------ RECORDS FOR PROCESSING ------

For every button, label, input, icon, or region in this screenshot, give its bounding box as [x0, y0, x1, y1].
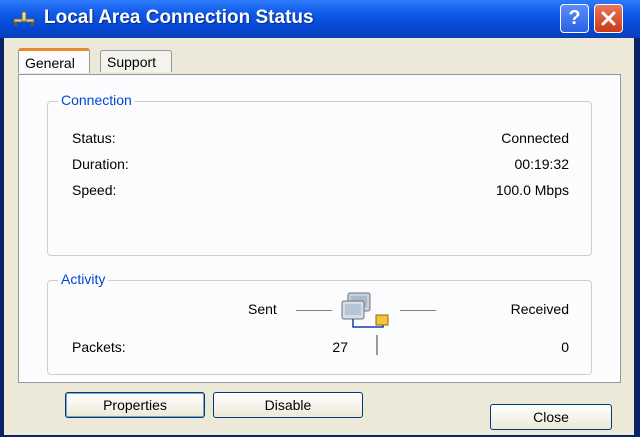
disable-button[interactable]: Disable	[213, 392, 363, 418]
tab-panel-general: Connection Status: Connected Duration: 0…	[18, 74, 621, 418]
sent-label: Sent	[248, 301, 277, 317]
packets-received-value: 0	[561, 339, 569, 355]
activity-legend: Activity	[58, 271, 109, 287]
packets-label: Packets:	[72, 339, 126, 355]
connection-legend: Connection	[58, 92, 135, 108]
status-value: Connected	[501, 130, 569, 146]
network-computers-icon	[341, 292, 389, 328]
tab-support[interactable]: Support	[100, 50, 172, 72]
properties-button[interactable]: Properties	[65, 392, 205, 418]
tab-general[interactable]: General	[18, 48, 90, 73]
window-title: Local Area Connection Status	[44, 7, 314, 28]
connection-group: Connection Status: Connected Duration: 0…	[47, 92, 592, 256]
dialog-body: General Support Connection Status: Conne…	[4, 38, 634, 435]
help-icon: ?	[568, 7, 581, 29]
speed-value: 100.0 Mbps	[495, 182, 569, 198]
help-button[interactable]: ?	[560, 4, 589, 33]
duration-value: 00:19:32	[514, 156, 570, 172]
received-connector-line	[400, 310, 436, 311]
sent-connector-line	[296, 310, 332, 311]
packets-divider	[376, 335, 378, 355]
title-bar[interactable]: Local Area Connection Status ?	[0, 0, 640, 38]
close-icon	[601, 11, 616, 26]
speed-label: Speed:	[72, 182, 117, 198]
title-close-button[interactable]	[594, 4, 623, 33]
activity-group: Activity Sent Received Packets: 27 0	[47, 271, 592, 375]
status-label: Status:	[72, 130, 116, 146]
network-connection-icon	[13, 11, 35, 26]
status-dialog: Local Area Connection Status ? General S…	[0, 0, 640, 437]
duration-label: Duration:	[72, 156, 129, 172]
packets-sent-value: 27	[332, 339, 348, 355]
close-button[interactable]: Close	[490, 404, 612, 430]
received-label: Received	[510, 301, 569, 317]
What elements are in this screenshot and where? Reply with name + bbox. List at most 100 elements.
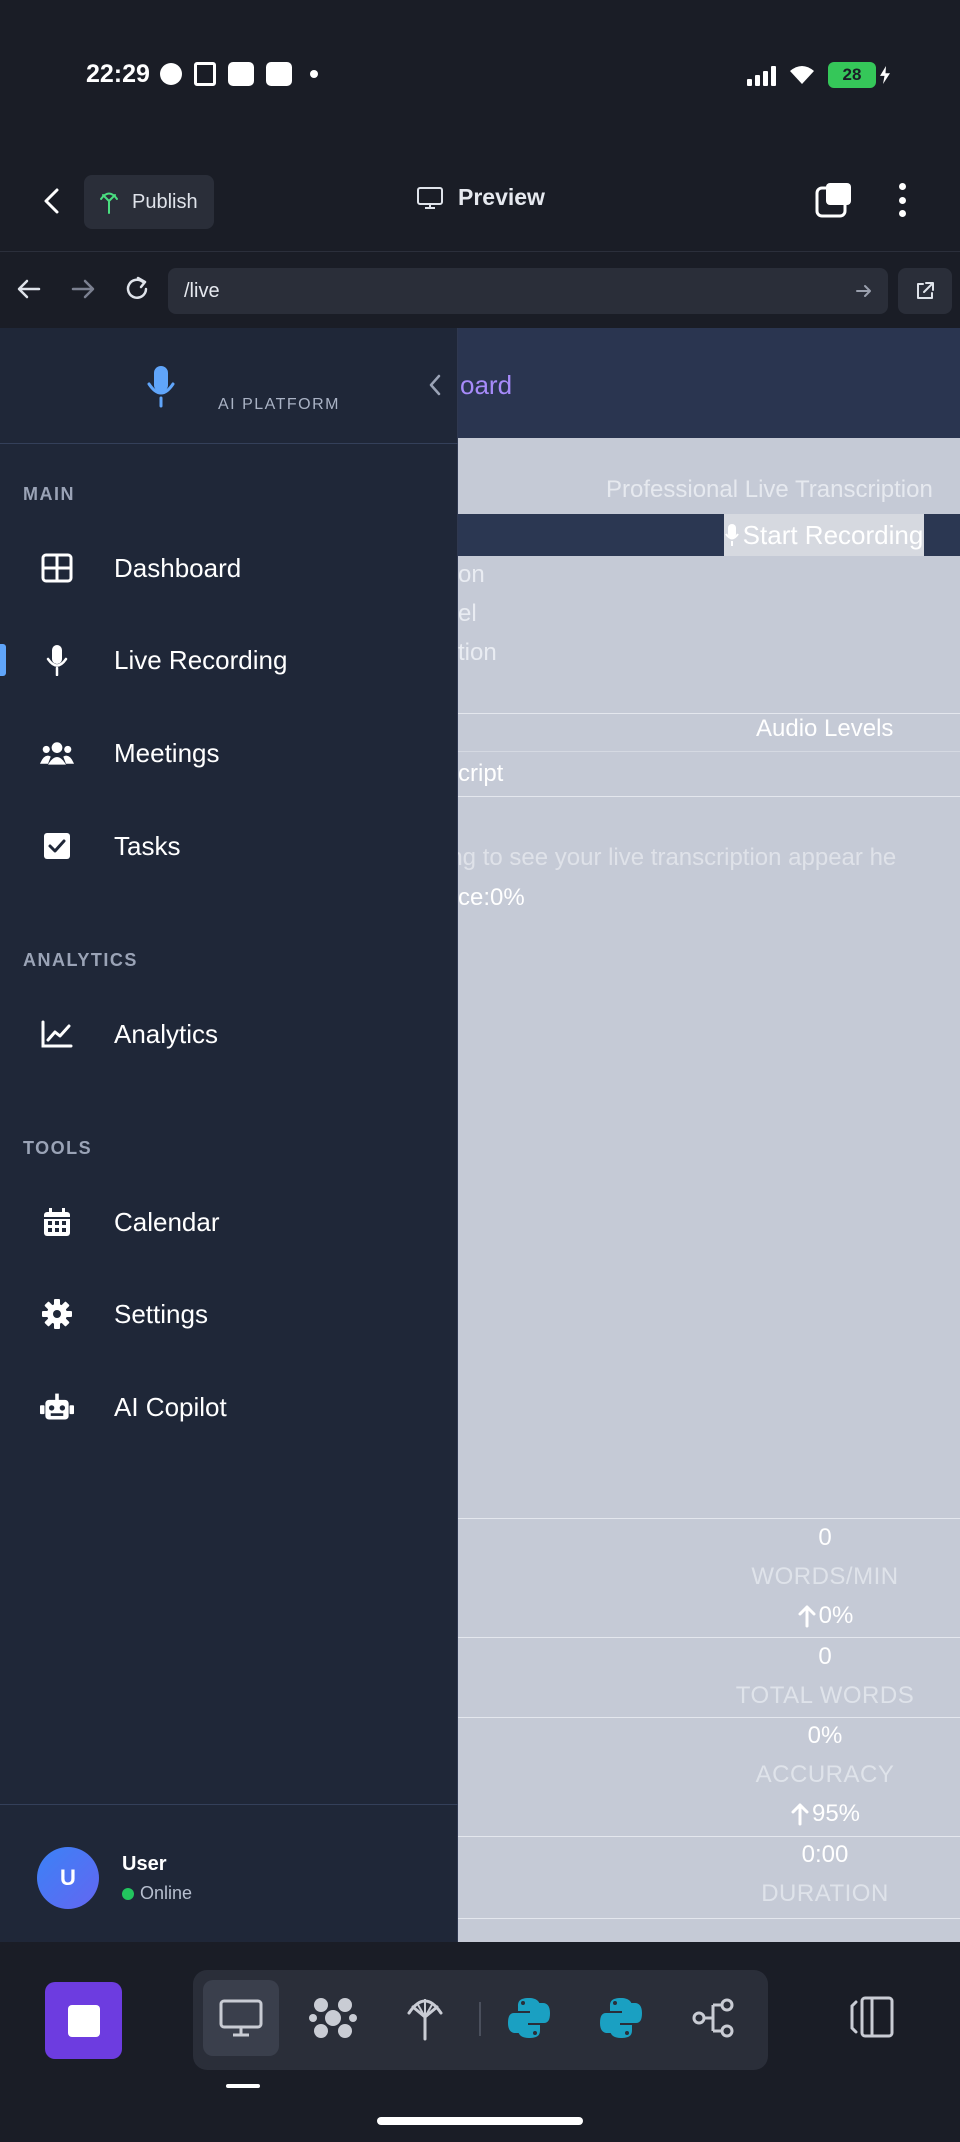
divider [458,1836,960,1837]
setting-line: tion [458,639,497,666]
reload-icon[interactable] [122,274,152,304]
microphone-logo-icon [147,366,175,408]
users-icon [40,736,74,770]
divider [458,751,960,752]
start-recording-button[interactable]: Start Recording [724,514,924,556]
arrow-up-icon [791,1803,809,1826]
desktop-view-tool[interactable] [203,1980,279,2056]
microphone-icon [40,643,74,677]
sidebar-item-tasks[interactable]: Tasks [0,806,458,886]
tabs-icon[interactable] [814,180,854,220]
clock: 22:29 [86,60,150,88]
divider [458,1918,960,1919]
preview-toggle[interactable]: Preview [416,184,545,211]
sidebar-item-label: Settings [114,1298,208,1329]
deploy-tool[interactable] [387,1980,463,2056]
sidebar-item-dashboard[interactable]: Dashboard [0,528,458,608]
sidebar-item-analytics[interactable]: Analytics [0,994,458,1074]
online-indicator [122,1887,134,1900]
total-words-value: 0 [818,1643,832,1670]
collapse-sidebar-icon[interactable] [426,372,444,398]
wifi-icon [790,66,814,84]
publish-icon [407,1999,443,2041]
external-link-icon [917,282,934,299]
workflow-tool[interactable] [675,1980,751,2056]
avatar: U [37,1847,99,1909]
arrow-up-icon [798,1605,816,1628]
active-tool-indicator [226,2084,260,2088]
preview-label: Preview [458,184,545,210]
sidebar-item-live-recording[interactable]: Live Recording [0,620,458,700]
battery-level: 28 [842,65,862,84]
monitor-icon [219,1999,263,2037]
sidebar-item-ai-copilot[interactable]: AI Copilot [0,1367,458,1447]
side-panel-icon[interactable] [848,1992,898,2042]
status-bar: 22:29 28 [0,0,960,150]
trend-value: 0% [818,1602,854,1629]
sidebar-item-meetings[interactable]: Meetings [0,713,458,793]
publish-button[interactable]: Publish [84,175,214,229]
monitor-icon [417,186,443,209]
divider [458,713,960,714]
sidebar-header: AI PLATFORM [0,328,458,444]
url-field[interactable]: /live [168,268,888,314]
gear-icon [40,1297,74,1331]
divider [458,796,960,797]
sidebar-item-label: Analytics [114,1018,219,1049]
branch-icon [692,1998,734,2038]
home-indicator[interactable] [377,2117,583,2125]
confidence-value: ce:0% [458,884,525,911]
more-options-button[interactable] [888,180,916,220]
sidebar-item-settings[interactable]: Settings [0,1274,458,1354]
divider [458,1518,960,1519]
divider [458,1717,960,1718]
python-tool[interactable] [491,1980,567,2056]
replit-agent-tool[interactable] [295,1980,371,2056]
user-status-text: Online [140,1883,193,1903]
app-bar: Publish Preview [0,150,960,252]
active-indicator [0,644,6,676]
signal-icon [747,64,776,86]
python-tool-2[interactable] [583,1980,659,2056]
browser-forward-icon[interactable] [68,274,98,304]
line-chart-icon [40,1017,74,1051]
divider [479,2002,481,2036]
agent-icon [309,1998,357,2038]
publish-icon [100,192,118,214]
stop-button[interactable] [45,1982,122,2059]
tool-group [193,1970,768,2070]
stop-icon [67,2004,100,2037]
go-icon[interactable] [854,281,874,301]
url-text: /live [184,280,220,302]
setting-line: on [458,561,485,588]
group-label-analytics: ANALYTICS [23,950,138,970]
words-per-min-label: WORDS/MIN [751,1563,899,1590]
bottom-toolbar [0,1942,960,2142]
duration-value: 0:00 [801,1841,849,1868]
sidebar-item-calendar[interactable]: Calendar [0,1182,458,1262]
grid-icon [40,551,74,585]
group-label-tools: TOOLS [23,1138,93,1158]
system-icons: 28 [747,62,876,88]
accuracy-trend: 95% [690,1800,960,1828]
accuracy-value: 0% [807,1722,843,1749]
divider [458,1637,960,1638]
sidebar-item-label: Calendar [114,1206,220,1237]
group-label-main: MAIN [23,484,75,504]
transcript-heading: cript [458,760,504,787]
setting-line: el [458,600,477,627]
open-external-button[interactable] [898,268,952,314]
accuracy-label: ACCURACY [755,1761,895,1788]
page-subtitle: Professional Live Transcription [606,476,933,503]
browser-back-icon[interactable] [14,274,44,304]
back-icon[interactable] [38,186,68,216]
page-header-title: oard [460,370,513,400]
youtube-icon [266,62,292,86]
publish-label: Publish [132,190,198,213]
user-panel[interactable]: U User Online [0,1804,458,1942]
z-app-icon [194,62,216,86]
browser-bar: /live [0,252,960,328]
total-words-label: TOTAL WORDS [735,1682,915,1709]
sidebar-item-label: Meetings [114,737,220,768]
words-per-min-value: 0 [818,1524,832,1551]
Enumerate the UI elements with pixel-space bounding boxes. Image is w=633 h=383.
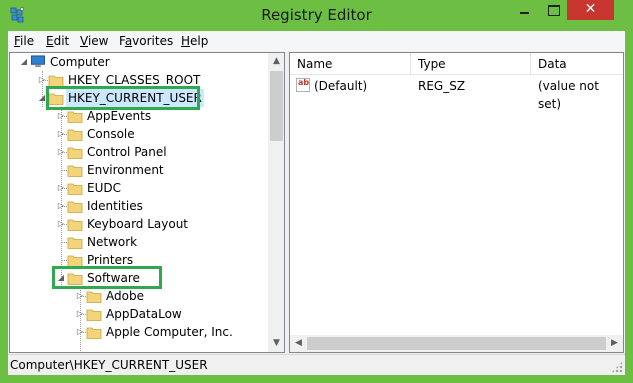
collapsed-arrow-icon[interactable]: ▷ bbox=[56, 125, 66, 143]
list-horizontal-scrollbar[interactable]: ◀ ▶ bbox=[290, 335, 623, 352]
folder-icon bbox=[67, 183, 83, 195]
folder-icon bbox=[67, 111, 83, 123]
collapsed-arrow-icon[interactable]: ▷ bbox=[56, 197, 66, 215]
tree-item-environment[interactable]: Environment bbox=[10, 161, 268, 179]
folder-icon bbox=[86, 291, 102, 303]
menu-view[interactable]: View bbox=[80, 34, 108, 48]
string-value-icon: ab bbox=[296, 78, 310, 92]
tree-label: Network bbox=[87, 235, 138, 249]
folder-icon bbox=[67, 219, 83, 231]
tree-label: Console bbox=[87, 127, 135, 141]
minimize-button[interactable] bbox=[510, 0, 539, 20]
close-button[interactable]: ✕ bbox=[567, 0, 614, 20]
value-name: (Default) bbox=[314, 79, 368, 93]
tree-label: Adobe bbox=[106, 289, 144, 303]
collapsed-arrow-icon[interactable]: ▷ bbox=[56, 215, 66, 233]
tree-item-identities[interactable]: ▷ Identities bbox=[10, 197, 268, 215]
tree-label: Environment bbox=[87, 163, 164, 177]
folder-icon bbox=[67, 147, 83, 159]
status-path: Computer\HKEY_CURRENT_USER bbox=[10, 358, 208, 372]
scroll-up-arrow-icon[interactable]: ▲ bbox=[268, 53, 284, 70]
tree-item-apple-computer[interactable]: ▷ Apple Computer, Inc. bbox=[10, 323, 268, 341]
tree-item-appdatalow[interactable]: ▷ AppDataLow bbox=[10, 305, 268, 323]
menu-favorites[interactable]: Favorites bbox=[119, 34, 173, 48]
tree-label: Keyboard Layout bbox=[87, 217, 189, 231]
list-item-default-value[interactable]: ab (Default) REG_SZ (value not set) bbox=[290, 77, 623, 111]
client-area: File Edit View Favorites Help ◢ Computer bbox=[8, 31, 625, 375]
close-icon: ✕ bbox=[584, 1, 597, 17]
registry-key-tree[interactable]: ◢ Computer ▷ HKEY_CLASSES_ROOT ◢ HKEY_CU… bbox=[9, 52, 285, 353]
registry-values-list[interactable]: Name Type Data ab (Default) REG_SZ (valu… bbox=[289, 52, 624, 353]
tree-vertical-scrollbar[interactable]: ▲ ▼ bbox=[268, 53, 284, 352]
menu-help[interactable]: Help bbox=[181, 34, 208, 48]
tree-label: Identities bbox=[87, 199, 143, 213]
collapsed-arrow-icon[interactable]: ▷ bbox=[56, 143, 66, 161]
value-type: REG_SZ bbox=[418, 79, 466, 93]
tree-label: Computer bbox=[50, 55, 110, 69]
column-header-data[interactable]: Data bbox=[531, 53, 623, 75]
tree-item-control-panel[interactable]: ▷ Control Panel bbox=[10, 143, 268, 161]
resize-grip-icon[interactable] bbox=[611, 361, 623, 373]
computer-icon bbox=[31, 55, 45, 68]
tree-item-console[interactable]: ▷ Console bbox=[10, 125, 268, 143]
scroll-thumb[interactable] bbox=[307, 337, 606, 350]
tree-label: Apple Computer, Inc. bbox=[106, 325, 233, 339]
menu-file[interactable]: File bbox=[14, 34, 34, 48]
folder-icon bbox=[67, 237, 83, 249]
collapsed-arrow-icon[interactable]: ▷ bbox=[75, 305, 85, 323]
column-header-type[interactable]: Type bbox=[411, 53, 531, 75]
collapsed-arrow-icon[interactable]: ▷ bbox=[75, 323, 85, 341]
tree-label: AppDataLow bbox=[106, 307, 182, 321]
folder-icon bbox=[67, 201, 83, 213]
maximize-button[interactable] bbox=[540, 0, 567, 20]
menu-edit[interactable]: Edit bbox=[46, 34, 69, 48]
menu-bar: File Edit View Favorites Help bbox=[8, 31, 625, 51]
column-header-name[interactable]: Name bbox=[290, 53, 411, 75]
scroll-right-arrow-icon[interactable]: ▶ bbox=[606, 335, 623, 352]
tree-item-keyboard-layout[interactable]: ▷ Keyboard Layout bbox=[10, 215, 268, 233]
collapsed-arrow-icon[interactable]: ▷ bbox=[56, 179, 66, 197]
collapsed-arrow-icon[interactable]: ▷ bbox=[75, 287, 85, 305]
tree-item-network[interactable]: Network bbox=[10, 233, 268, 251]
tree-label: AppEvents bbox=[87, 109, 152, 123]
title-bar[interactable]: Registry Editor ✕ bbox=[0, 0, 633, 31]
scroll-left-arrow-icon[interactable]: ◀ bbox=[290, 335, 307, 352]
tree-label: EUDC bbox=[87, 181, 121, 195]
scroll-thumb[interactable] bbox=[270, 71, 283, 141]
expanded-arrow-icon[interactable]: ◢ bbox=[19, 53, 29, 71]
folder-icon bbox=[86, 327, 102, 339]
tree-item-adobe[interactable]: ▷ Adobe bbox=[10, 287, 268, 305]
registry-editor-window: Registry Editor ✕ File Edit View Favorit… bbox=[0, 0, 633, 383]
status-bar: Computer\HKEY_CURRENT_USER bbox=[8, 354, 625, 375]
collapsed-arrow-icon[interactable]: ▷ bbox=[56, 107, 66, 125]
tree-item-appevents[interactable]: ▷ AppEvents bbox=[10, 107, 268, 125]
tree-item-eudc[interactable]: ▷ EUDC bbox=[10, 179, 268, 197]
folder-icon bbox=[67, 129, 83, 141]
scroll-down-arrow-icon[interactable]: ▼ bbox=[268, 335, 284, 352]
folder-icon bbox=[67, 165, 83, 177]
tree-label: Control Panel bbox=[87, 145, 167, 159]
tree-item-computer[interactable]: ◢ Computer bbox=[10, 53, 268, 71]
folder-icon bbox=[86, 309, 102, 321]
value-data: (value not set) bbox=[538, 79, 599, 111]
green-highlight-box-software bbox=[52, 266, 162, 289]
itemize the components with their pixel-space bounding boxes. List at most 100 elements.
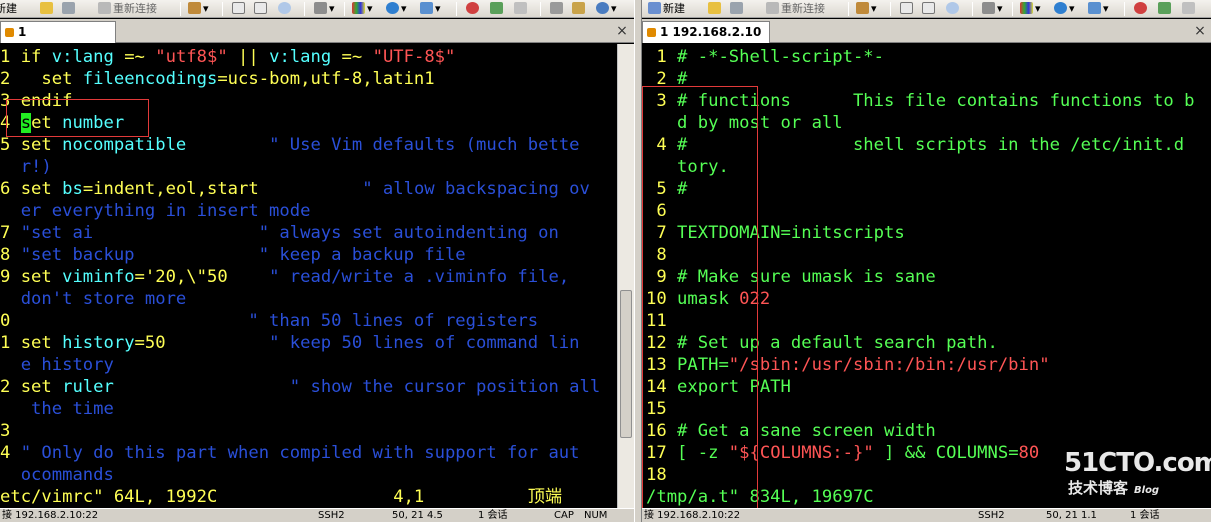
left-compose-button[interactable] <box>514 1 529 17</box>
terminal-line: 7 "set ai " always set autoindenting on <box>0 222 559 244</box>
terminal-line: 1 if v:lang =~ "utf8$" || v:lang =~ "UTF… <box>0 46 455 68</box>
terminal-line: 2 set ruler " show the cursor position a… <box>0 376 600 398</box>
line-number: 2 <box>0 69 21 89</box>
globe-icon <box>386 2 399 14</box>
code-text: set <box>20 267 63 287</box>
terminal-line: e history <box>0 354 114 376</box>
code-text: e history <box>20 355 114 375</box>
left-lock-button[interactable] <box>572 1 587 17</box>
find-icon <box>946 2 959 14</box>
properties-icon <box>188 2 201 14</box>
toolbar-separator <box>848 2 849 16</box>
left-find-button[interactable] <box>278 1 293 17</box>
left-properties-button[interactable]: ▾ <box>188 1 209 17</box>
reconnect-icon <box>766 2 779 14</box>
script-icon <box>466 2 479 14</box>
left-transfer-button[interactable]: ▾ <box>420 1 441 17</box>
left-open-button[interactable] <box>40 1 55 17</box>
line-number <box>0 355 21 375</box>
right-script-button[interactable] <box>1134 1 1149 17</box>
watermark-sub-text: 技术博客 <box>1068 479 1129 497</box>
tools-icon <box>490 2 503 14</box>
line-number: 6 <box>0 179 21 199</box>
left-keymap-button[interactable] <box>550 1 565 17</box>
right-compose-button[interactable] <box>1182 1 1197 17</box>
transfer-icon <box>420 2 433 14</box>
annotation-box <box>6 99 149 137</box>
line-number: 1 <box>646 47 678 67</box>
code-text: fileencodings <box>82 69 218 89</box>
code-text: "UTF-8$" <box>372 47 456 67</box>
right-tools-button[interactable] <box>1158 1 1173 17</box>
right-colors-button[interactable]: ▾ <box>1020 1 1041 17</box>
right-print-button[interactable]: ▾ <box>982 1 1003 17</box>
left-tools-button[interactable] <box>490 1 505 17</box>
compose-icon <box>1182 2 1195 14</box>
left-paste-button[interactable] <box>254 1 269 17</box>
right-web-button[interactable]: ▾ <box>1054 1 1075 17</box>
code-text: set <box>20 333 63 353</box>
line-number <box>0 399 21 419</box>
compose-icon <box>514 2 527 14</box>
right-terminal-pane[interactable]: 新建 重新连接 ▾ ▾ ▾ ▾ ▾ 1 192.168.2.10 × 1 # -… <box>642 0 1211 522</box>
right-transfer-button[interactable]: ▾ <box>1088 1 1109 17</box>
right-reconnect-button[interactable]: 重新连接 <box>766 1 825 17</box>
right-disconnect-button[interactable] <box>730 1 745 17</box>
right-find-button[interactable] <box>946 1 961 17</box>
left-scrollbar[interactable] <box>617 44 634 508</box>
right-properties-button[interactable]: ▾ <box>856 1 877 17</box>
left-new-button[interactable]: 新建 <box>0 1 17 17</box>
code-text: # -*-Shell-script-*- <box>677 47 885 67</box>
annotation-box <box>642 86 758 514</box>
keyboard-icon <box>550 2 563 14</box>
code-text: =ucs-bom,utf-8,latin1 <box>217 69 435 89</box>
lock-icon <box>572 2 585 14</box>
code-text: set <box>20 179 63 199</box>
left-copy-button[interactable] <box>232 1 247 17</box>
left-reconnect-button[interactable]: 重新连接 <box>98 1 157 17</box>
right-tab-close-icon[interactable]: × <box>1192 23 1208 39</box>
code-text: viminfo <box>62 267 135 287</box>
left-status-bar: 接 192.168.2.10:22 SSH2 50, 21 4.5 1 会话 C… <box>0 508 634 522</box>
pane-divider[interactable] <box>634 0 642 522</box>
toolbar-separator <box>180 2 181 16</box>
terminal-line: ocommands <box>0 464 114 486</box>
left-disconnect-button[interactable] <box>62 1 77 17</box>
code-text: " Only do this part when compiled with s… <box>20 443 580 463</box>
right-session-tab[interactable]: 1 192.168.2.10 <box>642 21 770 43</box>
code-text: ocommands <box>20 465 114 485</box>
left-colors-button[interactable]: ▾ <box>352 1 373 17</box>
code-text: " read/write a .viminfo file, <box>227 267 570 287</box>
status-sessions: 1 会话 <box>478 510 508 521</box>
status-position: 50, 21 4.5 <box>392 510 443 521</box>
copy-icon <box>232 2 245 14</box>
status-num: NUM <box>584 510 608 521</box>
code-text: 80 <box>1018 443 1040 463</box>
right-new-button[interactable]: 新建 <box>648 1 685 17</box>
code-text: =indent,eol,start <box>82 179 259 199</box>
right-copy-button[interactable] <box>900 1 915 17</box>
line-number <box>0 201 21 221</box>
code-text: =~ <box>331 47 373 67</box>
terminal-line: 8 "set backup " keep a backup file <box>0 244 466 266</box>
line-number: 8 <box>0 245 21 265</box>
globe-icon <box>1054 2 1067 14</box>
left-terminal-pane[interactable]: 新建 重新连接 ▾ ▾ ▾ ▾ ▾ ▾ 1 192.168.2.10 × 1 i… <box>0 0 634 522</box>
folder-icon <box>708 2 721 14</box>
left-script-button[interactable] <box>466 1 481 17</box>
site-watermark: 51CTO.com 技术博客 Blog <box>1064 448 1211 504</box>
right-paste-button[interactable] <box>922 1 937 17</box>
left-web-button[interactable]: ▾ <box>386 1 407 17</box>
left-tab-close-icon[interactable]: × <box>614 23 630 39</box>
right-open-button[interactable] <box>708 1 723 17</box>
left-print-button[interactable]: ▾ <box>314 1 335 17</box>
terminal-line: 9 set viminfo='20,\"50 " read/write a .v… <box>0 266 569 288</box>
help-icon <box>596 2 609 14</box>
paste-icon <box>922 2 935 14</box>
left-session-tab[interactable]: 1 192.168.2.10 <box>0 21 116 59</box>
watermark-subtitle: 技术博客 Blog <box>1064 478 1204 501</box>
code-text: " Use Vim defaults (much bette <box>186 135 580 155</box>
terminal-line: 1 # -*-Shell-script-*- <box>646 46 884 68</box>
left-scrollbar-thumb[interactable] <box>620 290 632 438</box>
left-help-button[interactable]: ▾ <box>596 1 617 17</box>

------

> [WHAT IS BEING ASKED]
Turn everything in the records from the line containing "392, 363, 418]" down to the line containing "271, 109, 287]" into a Markdown table with the columns Row and Entry, numbering the rows and leaving out any blank lines.

> [FULL ANSWER]
| Row | Entry |
|---|---|
| 1 | disable-button[interactable]: Disable	[213, 392, 363, 418] |
| 2 | tab-panel-general: Connection Status: Connected Duration: 0…	[18, 74, 621, 418] |
| 3 | sent-label: Sent	[248, 301, 277, 317] |
| 4 | packets-received-value: 0	[561, 339, 569, 355] |
| 5 | activity-legend: Activity	[58, 271, 109, 287] |